- Task statement -
For each line below that contains the string "label", copy that line.

>> Begin Given data

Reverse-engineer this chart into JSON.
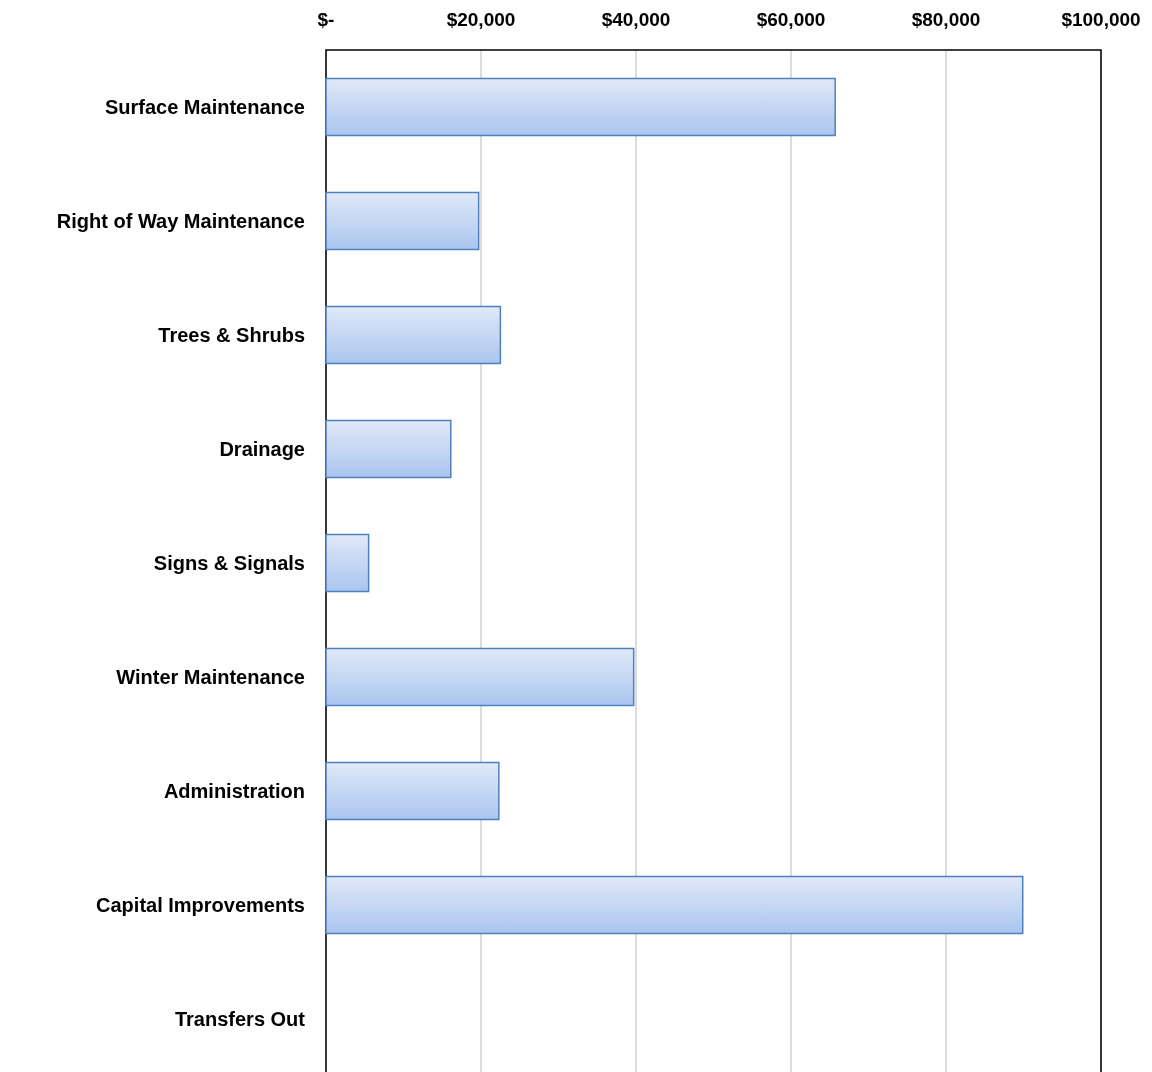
{
  "chart_data": {
    "type": "bar",
    "orientation": "horizontal",
    "categories": [
      "Surface Maintenance",
      "Right of Way Maintenance",
      "Trees & Shrubs",
      "Drainage",
      "Signs & Signals",
      "Winter Maintenance",
      "Administration",
      "Capital Improvements",
      "Transfers Out"
    ],
    "values": [
      65700,
      19700,
      22500,
      16100,
      5500,
      39700,
      22300,
      89900,
      0
    ],
    "color": "#4f81bd",
    "xlim": [
      0,
      100000
    ],
    "xticks": [
      {
        "value": 0,
        "label": "$-"
      },
      {
        "value": 20000,
        "label": "$20,000"
      },
      {
        "value": 40000,
        "label": "$40,000"
      },
      {
        "value": 60000,
        "label": "$60,000"
      },
      {
        "value": 80000,
        "label": "$80,000"
      },
      {
        "value": 100000,
        "label": "$100,000"
      }
    ],
    "grid": "x"
  }
}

>> End Given data

- Correct answer -
        "label": "$-"
        "label": "$20,000"
        "label": "$40,000"
        "label": "$60,000"
        "label": "$80,000"
        "label": "$100,000"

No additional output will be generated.